▶ [Records shown]:
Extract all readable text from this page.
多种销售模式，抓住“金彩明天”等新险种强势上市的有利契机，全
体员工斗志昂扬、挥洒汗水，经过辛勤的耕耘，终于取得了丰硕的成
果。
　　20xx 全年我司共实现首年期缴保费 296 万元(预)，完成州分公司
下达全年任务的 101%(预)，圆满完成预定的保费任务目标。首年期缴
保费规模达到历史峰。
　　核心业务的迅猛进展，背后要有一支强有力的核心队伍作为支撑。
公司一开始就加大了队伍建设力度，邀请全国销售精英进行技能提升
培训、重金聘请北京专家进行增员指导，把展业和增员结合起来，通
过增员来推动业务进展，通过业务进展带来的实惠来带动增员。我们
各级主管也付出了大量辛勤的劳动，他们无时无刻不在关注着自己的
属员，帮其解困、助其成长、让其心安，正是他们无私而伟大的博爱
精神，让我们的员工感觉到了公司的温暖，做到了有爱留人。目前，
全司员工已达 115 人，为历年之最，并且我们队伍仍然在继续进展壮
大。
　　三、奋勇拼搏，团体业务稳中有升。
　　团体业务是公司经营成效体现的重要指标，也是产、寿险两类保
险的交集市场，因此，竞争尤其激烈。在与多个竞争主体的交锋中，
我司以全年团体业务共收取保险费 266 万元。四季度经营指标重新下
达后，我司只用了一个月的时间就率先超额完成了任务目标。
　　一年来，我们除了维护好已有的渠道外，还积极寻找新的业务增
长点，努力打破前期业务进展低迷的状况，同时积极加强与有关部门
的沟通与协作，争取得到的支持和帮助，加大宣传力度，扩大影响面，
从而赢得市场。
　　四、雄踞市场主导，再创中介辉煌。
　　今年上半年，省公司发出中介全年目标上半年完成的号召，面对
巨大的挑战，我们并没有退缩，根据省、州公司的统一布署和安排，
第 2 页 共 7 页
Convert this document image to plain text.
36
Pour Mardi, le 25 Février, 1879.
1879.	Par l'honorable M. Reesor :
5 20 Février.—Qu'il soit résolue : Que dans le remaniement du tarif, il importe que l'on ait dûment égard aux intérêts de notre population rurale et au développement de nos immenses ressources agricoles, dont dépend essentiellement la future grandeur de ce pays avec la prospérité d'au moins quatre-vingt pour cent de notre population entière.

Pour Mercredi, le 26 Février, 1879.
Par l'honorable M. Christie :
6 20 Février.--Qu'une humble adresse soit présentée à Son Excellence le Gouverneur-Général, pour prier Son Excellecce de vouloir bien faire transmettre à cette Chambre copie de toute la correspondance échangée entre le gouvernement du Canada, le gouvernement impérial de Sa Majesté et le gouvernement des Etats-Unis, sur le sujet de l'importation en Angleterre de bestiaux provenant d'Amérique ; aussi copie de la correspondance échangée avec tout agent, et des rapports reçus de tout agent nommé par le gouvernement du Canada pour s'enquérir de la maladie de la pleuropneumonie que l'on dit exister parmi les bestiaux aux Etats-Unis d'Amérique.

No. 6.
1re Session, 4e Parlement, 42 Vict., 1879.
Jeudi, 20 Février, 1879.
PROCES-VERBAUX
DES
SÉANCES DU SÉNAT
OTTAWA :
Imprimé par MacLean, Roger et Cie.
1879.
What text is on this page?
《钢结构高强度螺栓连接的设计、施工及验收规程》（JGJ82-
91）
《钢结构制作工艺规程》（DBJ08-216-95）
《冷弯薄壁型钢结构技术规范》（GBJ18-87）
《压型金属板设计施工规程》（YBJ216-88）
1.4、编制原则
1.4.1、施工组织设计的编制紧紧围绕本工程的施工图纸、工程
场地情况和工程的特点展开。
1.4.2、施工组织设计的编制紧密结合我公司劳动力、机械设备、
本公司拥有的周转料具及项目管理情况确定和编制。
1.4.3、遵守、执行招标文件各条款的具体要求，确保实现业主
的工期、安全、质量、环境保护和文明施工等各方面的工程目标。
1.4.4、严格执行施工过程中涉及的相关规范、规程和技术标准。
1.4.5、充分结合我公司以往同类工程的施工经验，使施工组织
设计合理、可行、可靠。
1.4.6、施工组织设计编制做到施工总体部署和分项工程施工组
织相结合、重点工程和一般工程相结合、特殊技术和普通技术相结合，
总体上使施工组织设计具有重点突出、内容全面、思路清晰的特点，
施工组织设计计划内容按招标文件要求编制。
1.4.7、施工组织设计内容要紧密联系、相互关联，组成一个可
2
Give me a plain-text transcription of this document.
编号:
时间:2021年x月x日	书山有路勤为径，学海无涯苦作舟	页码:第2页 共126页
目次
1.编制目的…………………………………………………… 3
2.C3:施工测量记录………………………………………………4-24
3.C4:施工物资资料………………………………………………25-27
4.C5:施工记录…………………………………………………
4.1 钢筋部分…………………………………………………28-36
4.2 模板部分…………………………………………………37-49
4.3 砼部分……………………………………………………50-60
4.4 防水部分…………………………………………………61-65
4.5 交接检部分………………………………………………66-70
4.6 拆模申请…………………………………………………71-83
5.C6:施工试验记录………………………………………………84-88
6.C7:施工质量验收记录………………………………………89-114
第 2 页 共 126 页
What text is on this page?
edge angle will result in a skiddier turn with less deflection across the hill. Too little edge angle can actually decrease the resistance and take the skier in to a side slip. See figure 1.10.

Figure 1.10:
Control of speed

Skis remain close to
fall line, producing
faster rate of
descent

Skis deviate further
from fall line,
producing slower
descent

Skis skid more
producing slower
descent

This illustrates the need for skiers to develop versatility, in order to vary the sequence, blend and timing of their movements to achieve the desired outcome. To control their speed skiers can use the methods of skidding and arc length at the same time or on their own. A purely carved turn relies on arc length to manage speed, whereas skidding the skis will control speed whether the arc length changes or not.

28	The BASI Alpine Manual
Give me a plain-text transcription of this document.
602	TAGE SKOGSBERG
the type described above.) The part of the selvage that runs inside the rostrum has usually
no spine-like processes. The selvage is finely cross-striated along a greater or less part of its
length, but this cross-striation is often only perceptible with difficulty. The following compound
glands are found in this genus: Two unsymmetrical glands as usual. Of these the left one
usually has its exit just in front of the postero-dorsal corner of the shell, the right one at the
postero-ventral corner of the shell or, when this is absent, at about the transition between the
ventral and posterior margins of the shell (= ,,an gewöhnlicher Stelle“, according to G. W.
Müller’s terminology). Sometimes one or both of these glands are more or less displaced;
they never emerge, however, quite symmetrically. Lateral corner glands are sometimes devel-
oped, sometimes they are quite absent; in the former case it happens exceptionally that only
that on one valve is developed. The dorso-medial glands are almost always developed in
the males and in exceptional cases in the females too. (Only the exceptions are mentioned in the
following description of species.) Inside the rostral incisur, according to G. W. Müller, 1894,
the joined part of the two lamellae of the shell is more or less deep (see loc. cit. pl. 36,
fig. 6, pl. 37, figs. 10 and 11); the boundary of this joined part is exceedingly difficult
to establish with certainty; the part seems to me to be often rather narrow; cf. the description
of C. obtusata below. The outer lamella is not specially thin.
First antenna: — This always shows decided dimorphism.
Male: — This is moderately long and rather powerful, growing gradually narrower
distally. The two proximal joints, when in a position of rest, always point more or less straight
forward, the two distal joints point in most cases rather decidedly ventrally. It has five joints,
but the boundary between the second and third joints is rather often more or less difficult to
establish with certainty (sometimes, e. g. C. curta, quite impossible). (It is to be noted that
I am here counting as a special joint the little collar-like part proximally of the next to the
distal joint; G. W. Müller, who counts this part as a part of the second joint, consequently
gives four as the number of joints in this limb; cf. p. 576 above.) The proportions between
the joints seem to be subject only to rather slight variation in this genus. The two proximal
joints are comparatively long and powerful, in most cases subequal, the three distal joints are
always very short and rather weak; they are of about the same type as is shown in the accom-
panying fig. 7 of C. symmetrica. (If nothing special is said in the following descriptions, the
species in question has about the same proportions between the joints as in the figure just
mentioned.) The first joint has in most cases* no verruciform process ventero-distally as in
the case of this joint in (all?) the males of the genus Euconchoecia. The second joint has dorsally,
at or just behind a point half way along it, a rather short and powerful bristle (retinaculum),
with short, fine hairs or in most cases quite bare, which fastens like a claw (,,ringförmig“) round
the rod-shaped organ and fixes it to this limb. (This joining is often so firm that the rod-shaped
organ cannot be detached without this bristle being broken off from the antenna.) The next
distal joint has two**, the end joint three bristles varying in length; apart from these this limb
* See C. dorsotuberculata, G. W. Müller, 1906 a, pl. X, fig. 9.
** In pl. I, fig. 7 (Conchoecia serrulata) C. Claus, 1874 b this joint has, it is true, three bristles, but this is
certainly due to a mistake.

▶ [Your task]:
Report only the number of lines that hold the word "honorable".

▶ [Expected output]:
2